= EXERCISE PROMPT =
Transcribe the records below exactly.

= ENTRIES =
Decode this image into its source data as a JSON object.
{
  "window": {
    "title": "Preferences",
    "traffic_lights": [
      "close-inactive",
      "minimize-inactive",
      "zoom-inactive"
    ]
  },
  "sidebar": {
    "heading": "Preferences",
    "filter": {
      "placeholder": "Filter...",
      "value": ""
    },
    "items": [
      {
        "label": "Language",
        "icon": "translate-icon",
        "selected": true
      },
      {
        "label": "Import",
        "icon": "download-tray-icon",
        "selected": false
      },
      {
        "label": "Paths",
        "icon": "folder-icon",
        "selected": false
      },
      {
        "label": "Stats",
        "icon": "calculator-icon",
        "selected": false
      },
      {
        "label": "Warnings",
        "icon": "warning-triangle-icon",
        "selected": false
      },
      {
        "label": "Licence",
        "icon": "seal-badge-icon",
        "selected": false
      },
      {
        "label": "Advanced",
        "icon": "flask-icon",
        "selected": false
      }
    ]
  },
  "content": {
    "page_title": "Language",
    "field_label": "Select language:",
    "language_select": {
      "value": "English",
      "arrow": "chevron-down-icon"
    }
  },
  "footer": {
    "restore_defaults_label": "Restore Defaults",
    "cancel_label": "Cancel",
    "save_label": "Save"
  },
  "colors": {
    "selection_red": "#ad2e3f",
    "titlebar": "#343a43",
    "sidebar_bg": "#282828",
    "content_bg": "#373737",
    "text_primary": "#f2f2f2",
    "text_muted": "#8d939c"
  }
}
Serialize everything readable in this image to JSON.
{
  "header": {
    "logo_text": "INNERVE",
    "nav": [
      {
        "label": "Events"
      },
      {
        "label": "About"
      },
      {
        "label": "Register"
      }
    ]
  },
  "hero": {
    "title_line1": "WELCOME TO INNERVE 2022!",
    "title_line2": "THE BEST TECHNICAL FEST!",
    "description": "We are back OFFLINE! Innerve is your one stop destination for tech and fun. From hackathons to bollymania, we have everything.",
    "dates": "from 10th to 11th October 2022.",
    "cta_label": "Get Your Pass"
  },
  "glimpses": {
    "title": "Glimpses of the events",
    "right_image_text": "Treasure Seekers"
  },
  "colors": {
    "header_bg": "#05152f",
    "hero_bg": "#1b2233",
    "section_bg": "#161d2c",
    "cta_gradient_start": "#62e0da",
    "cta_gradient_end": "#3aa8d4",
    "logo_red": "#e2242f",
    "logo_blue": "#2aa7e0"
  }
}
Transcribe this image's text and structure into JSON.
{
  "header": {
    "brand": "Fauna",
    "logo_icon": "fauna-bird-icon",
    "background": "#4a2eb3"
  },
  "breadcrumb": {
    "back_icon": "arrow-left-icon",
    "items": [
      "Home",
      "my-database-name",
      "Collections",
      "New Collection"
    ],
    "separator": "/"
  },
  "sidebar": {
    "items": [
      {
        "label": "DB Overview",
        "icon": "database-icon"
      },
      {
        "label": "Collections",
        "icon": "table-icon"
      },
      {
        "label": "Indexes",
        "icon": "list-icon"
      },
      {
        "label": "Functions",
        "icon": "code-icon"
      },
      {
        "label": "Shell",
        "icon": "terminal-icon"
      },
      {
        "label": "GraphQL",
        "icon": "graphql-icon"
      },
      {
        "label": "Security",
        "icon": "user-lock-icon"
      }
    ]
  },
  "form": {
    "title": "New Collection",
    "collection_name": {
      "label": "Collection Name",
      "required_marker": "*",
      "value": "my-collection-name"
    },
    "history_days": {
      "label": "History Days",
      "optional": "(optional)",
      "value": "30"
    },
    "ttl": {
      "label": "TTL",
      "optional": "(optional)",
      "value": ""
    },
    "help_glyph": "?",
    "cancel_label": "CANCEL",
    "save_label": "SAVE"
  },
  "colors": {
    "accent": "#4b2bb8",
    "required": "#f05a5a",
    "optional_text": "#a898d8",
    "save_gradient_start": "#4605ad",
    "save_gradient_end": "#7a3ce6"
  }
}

= RESULT BELOW =
Decode this image into its source data as a JSON object.
{
  "window": {
    "title": "Preferences",
    "traffic_lights": [
      "close-inactive",
      "minimize-inactive",
      "zoom-inactive"
    ]
  },
  "sidebar": {
    "heading": "Preferences",
    "filter": {
      "placeholder": "Filter...",
      "value": ""
    },
    "items": [
      {
        "label": "Language",
        "icon": "translate-icon",
        "selected": true
      },
      {
        "label": "Import",
        "icon": "download-tray-icon",
        "selected": false
      },
      {
        "label": "Paths",
        "icon": "folder-icon",
        "selected": false
      },
      {
        "label": "Stats",
        "icon": "calculator-icon",
        "selected": false
      },
      {
        "label": "Warnings",
        "icon": "warning-triangle-icon",
        "selected": false
      },
      {
        "label": "Licence",
        "icon": "seal-badge-icon",
        "selected": false
      },
      {
        "label": "Advanced",
        "icon": "flask-icon",
        "selected": false
      }
    ]
  },
  "content": {
    "page_title": "Language",
    "field_label": "Select language:",
    "language_select": {
      "value": "English",
      "arrow": "chevron-down-icon"
    }
  },
  "footer": {
    "restore_defaults_label": "Restore Defaults",
    "cancel_label": "Cancel",
    "save_label": "Save"
  },
  "colors": {
    "selection_red": "#ad2e3f",
    "titlebar": "#343a43",
    "sidebar_bg": "#282828",
    "content_bg": "#373737",
    "text_primary": "#f2f2f2",
    "text_muted": "#8d939c"
  }
}
Serialize everything readable in this image to JSON.
{
  "header": {
    "logo_text": "INNERVE",
    "nav": [
      {
        "label": "Events"
      },
      {
        "label": "About"
      },
      {
        "label": "Register"
      }
    ]
  },
  "hero": {
    "title_line1": "WELCOME TO INNERVE 2022!",
    "title_line2": "THE BEST TECHNICAL FEST!",
    "description": "We are back OFFLINE! Innerve is your one stop destination for tech and fun. From hackathons to bollymania, we have everything.",
    "dates": "from 10th to 11th October 2022.",
    "cta_label": "Get Your Pass"
  },
  "glimpses": {
    "title": "Glimpses of the events",
    "right_image_text": "Treasure Seekers"
  },
  "colors": {
    "header_bg": "#05152f",
    "hero_bg": "#1b2233",
    "section_bg": "#161d2c",
    "cta_gradient_start": "#62e0da",
    "cta_gradient_end": "#3aa8d4",
    "logo_red": "#e2242f",
    "logo_blue": "#2aa7e0"
  }
}
Transcribe this image's text and structure into JSON.
{
  "header": {
    "brand": "Fauna",
    "logo_icon": "fauna-bird-icon",
    "background": "#4a2eb3"
  },
  "breadcrumb": {
    "back_icon": "arrow-left-icon",
    "items": [
      "Home",
      "my-database-name",
      "Collections",
      "New Collection"
    ],
    "separator": "/"
  },
  "sidebar": {
    "items": [
      {
        "label": "DB Overview",
        "icon": "database-icon"
      },
      {
        "label": "Collections",
        "icon": "table-icon"
      },
      {
        "label": "Indexes",
        "icon": "list-icon"
      },
      {
        "label": "Functions",
        "icon": "code-icon"
      },
      {
        "label": "Shell",
        "icon": "terminal-icon"
      },
      {
        "label": "GraphQL",
        "icon": "graphql-icon"
      },
      {
        "label": "Security",
        "icon": "user-lock-icon"
      }
    ]
  },
  "form": {
    "title": "New Collection",
    "collection_name": {
      "label": "Collection Name",
      "required_marker": "*",
      "value": "my-collection-name"
    },
    "history_days": {
      "label": "History Days",
      "optional": "(optional)",
      "value": "30"
    },
    "ttl": {
      "label": "TTL",
      "optional": "(optional)",
      "value": ""
    },
    "help_glyph": "?",
    "cancel_label": "CANCEL",
    "save_label": "SAVE"
  },
  "colors": {
    "accent": "#4b2bb8",
    "required": "#f05a5a",
    "optional_text": "#a898d8",
    "save_gradient_start": "#4605ad",
    "save_gradient_end": "#7a3ce6"
  }
}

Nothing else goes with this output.